EXERCISE BRIEF >> Copy each line of the data below with the word "value".

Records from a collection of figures
[Start]
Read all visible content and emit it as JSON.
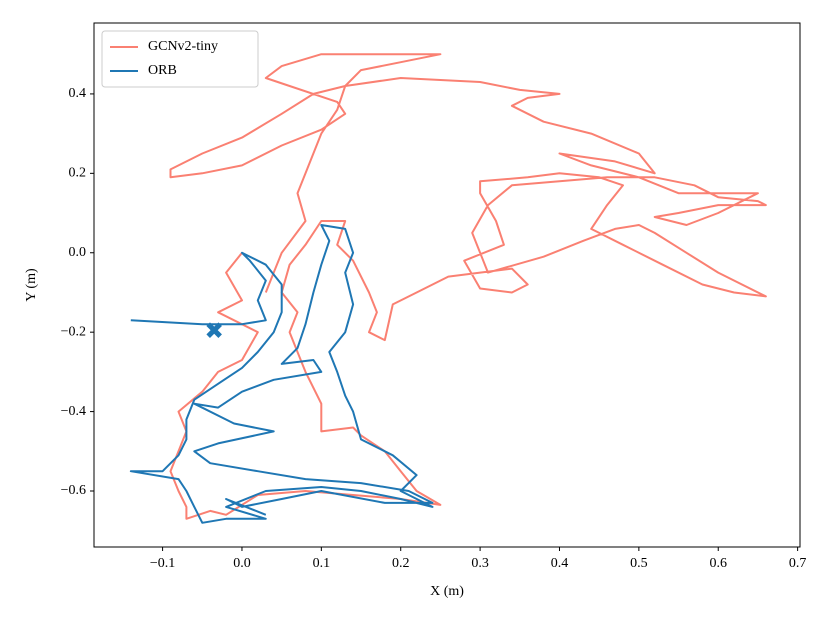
{
  "chart_data": {
    "type": "line",
    "x_label": "X (m)",
    "y_label": "Y (m)",
    "xlim": [
      -0.1864,
      0.703
    ],
    "ylim": [
      -0.741,
      0.5786
    ],
    "xticks": [
      {
        "value": -0.1,
        "label": "−0.1"
      },
      {
        "value": 0,
        "label": "0.0"
      },
      0.1,
      0.2,
      0.3,
      0.4,
      0.5,
      0.6,
      0.7
    ],
    "yticks": [
      {
        "value": -0.6,
        "label": "−0.6"
      },
      {
        "value": -0.4,
        "label": "−0.4"
      },
      {
        "value": -0.2,
        "label": "−0.2"
      },
      {
        "value": 0,
        "label": "0.0"
      },
      0.2,
      0.4
    ],
    "legend": "upper-left",
    "series": [
      {
        "name": "GCNv2-tiny",
        "color": "#fa8072",
        "x": [
          0.0,
          -0.02,
          0.0,
          -0.03,
          0.02,
          0.0,
          -0.03,
          -0.05,
          -0.08,
          -0.07,
          -0.08,
          -0.09,
          -0.08,
          -0.07,
          -0.07,
          -0.04,
          -0.02,
          0.02,
          0.08,
          0.14,
          0.2,
          0.25,
          0.22,
          0.2,
          0.18,
          0.15,
          0.14,
          0.1,
          0.1,
          0.08,
          0.07,
          0.06,
          0.07,
          0.05,
          0.06,
          0.08,
          0.1,
          0.13,
          0.12,
          0.14,
          0.16,
          0.17,
          0.16,
          0.18,
          0.19,
          0.22,
          0.26,
          0.3,
          0.34,
          0.36,
          0.34,
          0.3,
          0.28,
          0.33,
          0.32,
          0.3,
          0.3,
          0.36,
          0.4,
          0.45,
          0.48,
          0.46,
          0.44,
          0.48,
          0.53,
          0.58,
          0.62,
          0.66,
          0.6,
          0.56,
          0.52,
          0.5,
          0.47,
          0.43,
          0.38,
          0.31,
          0.29,
          0.31,
          0.34,
          0.4,
          0.46,
          0.52,
          0.57,
          0.6,
          0.65,
          0.66,
          0.6,
          0.55,
          0.52,
          0.56,
          0.6,
          0.65,
          0.62,
          0.55,
          0.5,
          0.44,
          0.4,
          0.47,
          0.52,
          0.5,
          0.44,
          0.38,
          0.34,
          0.36,
          0.4,
          0.35,
          0.3,
          0.2,
          0.13,
          0.09,
          0.05,
          0.0,
          -0.05,
          -0.09,
          -0.09,
          -0.05,
          0.0,
          0.05,
          0.1,
          0.13,
          0.12,
          0.06,
          0.03,
          0.05,
          0.1,
          0.18,
          0.25,
          0.2,
          0.15,
          0.13,
          0.12,
          0.1,
          0.08,
          0.07,
          0.08,
          0.05,
          0.04,
          0.03
        ],
        "y": [
          0.0,
          -0.05,
          -0.12,
          -0.15,
          -0.2,
          -0.27,
          -0.3,
          -0.35,
          -0.4,
          -0.45,
          -0.5,
          -0.55,
          -0.6,
          -0.64,
          -0.67,
          -0.65,
          -0.66,
          -0.61,
          -0.6,
          -0.61,
          -0.62,
          -0.635,
          -0.6,
          -0.55,
          -0.5,
          -0.46,
          -0.44,
          -0.45,
          -0.38,
          -0.3,
          -0.25,
          -0.2,
          -0.15,
          -0.1,
          -0.03,
          0.02,
          0.08,
          0.08,
          0.02,
          -0.02,
          -0.1,
          -0.15,
          -0.2,
          -0.22,
          -0.13,
          -0.1,
          -0.06,
          -0.05,
          -0.04,
          -0.08,
          -0.1,
          -0.09,
          -0.02,
          0.02,
          0.08,
          0.15,
          0.18,
          0.19,
          0.2,
          0.19,
          0.17,
          0.12,
          0.06,
          0.02,
          -0.03,
          -0.08,
          -0.1,
          -0.11,
          -0.05,
          0.0,
          0.05,
          0.07,
          0.06,
          0.03,
          -0.01,
          -0.05,
          0.05,
          0.12,
          0.17,
          0.18,
          0.19,
          0.19,
          0.17,
          0.14,
          0.13,
          0.12,
          0.12,
          0.1,
          0.09,
          0.07,
          0.1,
          0.15,
          0.15,
          0.15,
          0.19,
          0.22,
          0.25,
          0.23,
          0.2,
          0.25,
          0.3,
          0.33,
          0.37,
          0.39,
          0.4,
          0.41,
          0.43,
          0.44,
          0.42,
          0.4,
          0.35,
          0.29,
          0.25,
          0.21,
          0.19,
          0.2,
          0.22,
          0.27,
          0.31,
          0.35,
          0.38,
          0.42,
          0.44,
          0.47,
          0.5,
          0.5,
          0.5,
          0.48,
          0.46,
          0.42,
          0.36,
          0.3,
          0.2,
          0.15,
          0.08,
          0.0,
          -0.05,
          -0.1
        ]
      },
      {
        "name": "ORB",
        "color": "#1f77b4",
        "x": [
          -0.14,
          -0.05,
          0.0,
          0.03,
          0.02,
          0.03,
          0.01,
          0.0,
          0.03,
          0.05,
          0.05,
          0.04,
          0.02,
          0.0,
          -0.03,
          -0.06,
          -0.07,
          -0.07,
          -0.08,
          -0.1,
          -0.14,
          -0.08,
          -0.07,
          -0.06,
          -0.05,
          -0.02,
          0.03,
          -0.02,
          0.03,
          0.1,
          0.15,
          0.2,
          0.24,
          0.2,
          0.22,
          0.19,
          0.15,
          0.14,
          0.13,
          0.12,
          0.11,
          0.13,
          0.14,
          0.13,
          0.14,
          0.13,
          0.1,
          0.11,
          0.1,
          0.09,
          0.08,
          0.07,
          0.05,
          0.09,
          0.1,
          0.04,
          0.0,
          -0.03,
          -0.06,
          -0.01,
          0.04,
          -0.03,
          -0.06,
          -0.04,
          0.02,
          0.08,
          0.15,
          0.21,
          0.24,
          0.18,
          0.1,
          0.05,
          0.0,
          -0.02,
          0.03
        ],
        "y": [
          -0.17,
          -0.18,
          -0.18,
          -0.17,
          -0.12,
          -0.07,
          -0.02,
          0.0,
          -0.03,
          -0.08,
          -0.15,
          -0.2,
          -0.25,
          -0.29,
          -0.33,
          -0.37,
          -0.42,
          -0.47,
          -0.51,
          -0.55,
          -0.55,
          -0.57,
          -0.6,
          -0.64,
          -0.68,
          -0.67,
          -0.67,
          -0.64,
          -0.6,
          -0.59,
          -0.6,
          -0.62,
          -0.64,
          -0.6,
          -0.56,
          -0.51,
          -0.47,
          -0.4,
          -0.36,
          -0.3,
          -0.25,
          -0.2,
          -0.13,
          -0.05,
          0.0,
          0.06,
          0.07,
          0.03,
          -0.03,
          -0.1,
          -0.18,
          -0.24,
          -0.28,
          -0.27,
          -0.3,
          -0.32,
          -0.35,
          -0.39,
          -0.38,
          -0.43,
          -0.45,
          -0.48,
          -0.5,
          -0.53,
          -0.55,
          -0.57,
          -0.58,
          -0.6,
          -0.63,
          -0.63,
          -0.6,
          -0.62,
          -0.64,
          -0.62,
          -0.66
        ],
        "end": {
          "x": -0.035,
          "y": -0.195
        }
      }
    ]
  }
}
[End]
RESULT BELOW >>
        "value": -0.1,
        "value": 0,
        "value": -0.6,
        "value": -0.4,
        "value": -0.2,
        "value": 0,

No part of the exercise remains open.